• [To do] Copy out the entries in full and with complete accuracy; pictures are excluded.

[Extracts from a graphics dataset]

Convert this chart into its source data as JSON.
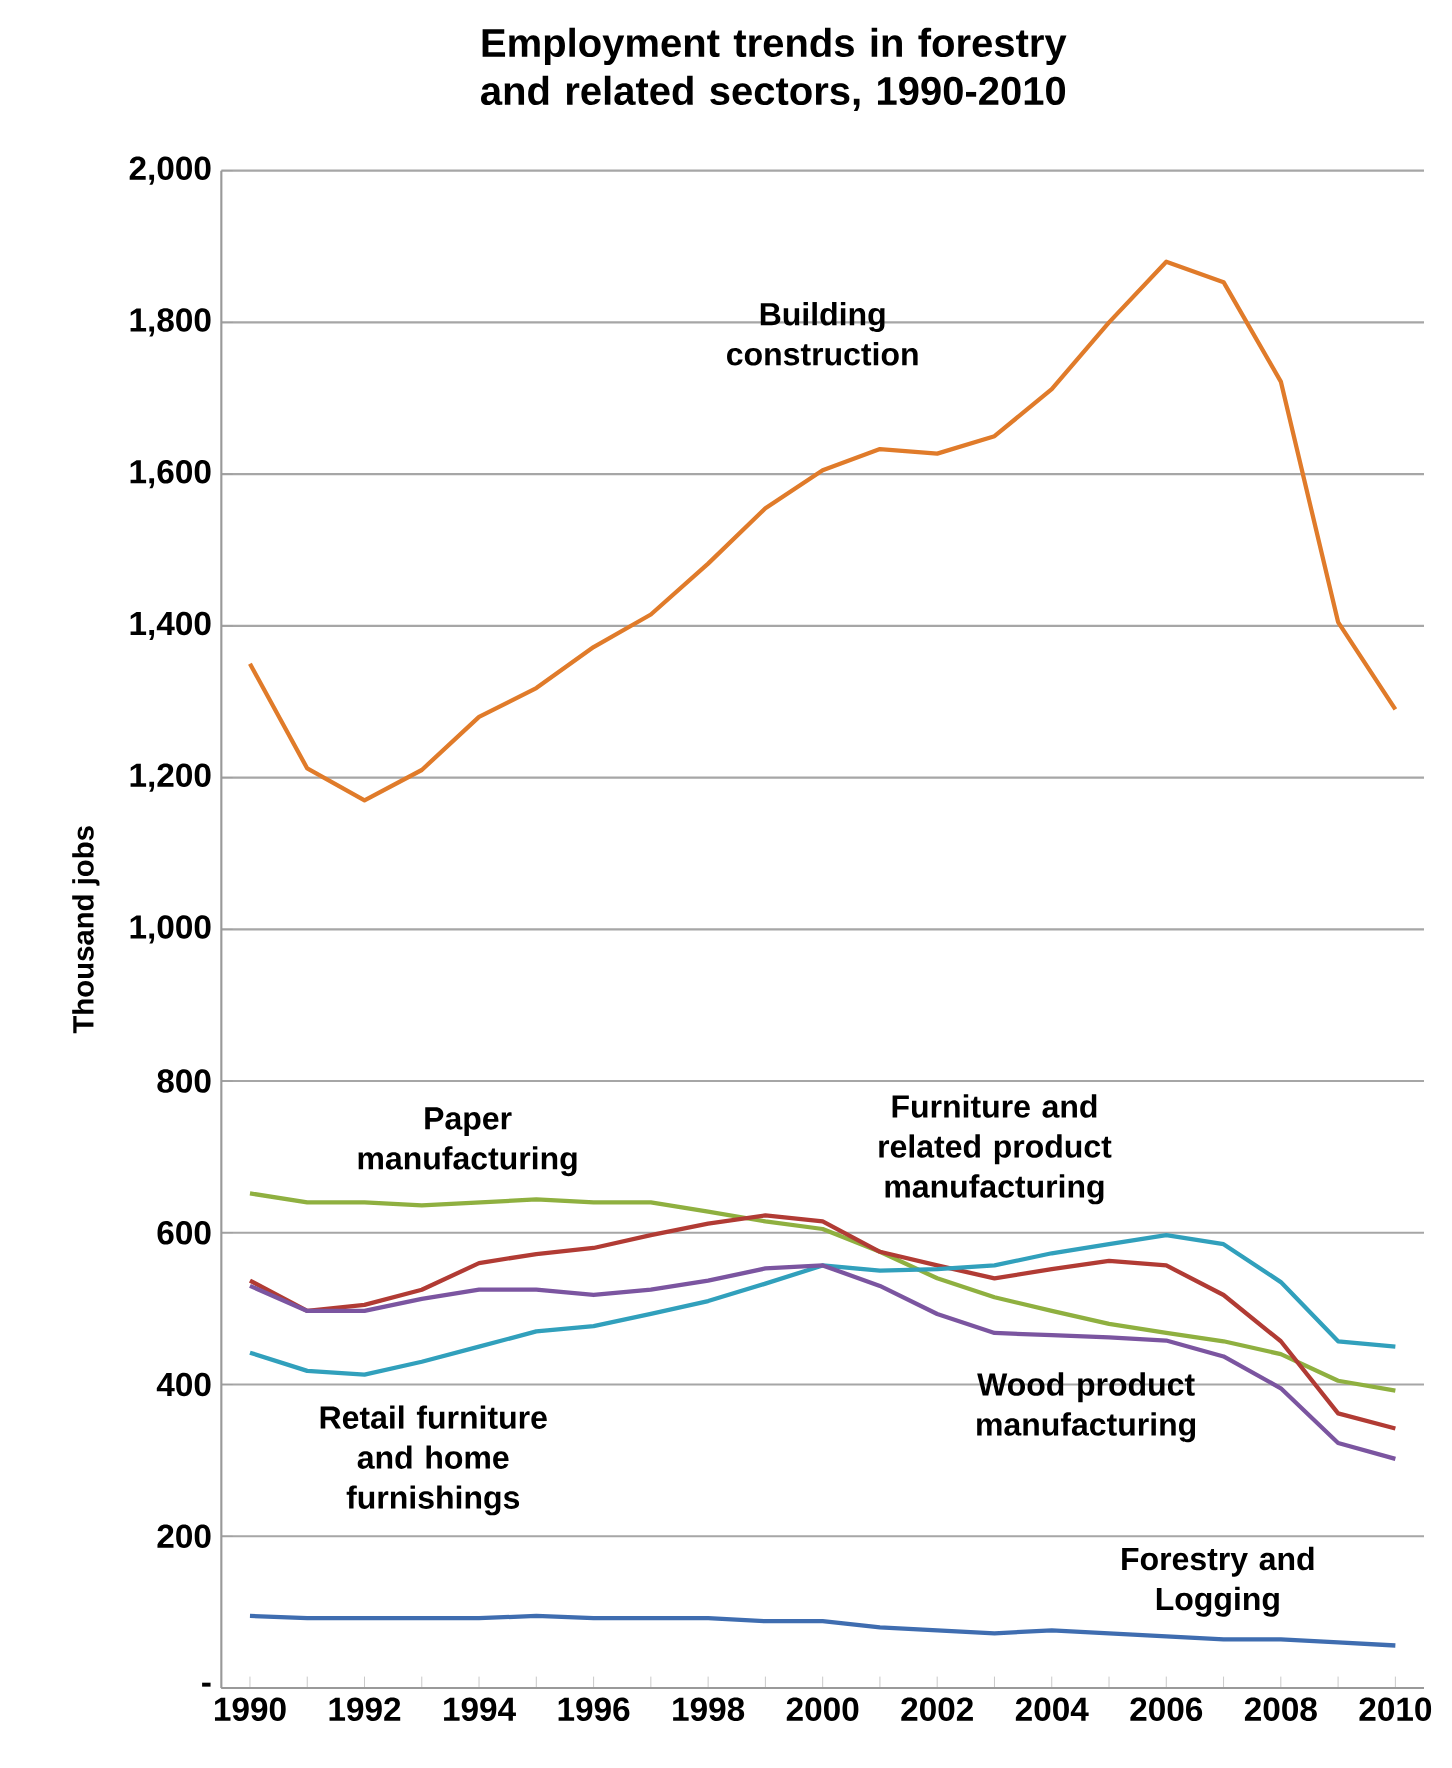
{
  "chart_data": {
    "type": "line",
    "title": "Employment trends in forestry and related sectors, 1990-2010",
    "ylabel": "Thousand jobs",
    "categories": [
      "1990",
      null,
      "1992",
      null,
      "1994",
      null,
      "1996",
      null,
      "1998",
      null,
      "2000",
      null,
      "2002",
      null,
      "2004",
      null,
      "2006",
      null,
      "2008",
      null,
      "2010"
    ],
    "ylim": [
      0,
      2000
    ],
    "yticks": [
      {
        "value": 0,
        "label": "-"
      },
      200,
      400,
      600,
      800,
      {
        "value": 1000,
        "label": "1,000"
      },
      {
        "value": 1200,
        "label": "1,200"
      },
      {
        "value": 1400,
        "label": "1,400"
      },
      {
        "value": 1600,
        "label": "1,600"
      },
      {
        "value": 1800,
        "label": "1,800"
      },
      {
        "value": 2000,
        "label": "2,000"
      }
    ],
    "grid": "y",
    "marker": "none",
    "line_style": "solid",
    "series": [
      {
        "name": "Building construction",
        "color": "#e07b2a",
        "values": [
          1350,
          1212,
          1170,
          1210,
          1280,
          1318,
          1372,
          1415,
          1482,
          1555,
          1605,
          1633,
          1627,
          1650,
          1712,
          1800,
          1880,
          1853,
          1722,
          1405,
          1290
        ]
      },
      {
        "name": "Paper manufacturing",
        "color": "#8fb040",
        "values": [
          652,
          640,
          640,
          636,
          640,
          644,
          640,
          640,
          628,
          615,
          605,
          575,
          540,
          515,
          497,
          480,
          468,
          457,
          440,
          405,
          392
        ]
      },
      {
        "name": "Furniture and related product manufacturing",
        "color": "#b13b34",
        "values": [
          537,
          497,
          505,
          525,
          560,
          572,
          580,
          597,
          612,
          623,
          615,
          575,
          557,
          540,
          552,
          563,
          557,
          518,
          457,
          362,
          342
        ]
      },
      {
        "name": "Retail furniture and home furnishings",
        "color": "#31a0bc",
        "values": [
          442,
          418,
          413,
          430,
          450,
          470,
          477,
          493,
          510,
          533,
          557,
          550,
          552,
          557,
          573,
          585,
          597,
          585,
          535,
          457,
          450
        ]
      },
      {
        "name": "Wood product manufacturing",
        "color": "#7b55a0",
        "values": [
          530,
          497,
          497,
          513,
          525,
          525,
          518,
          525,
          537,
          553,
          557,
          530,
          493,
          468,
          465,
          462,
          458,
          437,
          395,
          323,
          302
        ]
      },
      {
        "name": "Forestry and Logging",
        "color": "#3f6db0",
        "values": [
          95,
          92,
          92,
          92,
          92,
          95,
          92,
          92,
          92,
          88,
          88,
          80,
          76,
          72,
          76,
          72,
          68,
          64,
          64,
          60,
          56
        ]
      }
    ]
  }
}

• [Correct output]
Convert this chart into its source data as JSON.
{
  "chart_data": {
    "type": "line",
    "title": "Employment trends in forestry and related sectors, 1990-2010",
    "ylabel": "Thousand jobs",
    "categories": [
      "1990",
      null,
      "1992",
      null,
      "1994",
      null,
      "1996",
      null,
      "1998",
      null,
      "2000",
      null,
      "2002",
      null,
      "2004",
      null,
      "2006",
      null,
      "2008",
      null,
      "2010"
    ],
    "ylim": [
      0,
      2000
    ],
    "yticks": [
      {
        "value": 0,
        "label": "-"
      },
      200,
      400,
      600,
      800,
      {
        "value": 1000,
        "label": "1,000"
      },
      {
        "value": 1200,
        "label": "1,200"
      },
      {
        "value": 1400,
        "label": "1,400"
      },
      {
        "value": 1600,
        "label": "1,600"
      },
      {
        "value": 1800,
        "label": "1,800"
      },
      {
        "value": 2000,
        "label": "2,000"
      }
    ],
    "grid": "y",
    "marker": "none",
    "line_style": "solid",
    "series": [
      {
        "name": "Building construction",
        "color": "#e07b2a",
        "values": [
          1350,
          1212,
          1170,
          1210,
          1280,
          1318,
          1372,
          1415,
          1482,
          1555,
          1605,
          1633,
          1627,
          1650,
          1712,
          1800,
          1880,
          1853,
          1722,
          1405,
          1290
        ]
      },
      {
        "name": "Paper manufacturing",
        "color": "#8fb040",
        "values": [
          652,
          640,
          640,
          636,
          640,
          644,
          640,
          640,
          628,
          615,
          605,
          575,
          540,
          515,
          497,
          480,
          468,
          457,
          440,
          405,
          392
        ]
      },
      {
        "name": "Furniture and related product manufacturing",
        "color": "#b13b34",
        "values": [
          537,
          497,
          505,
          525,
          560,
          572,
          580,
          597,
          612,
          623,
          615,
          575,
          557,
          540,
          552,
          563,
          557,
          518,
          457,
          362,
          342
        ]
      },
      {
        "name": "Retail furniture and home furnishings",
        "color": "#31a0bc",
        "values": [
          442,
          418,
          413,
          430,
          450,
          470,
          477,
          493,
          510,
          533,
          557,
          550,
          552,
          557,
          573,
          585,
          597,
          585,
          535,
          457,
          450
        ]
      },
      {
        "name": "Wood product manufacturing",
        "color": "#7b55a0",
        "values": [
          530,
          497,
          497,
          513,
          525,
          525,
          518,
          525,
          537,
          553,
          557,
          530,
          493,
          468,
          465,
          462,
          458,
          437,
          395,
          323,
          302
        ]
      },
      {
        "name": "Forestry and Logging",
        "color": "#3f6db0",
        "values": [
          95,
          92,
          92,
          92,
          92,
          95,
          92,
          92,
          92,
          88,
          88,
          80,
          76,
          72,
          76,
          72,
          68,
          64,
          64,
          60,
          56
        ]
      }
    ]
  }
}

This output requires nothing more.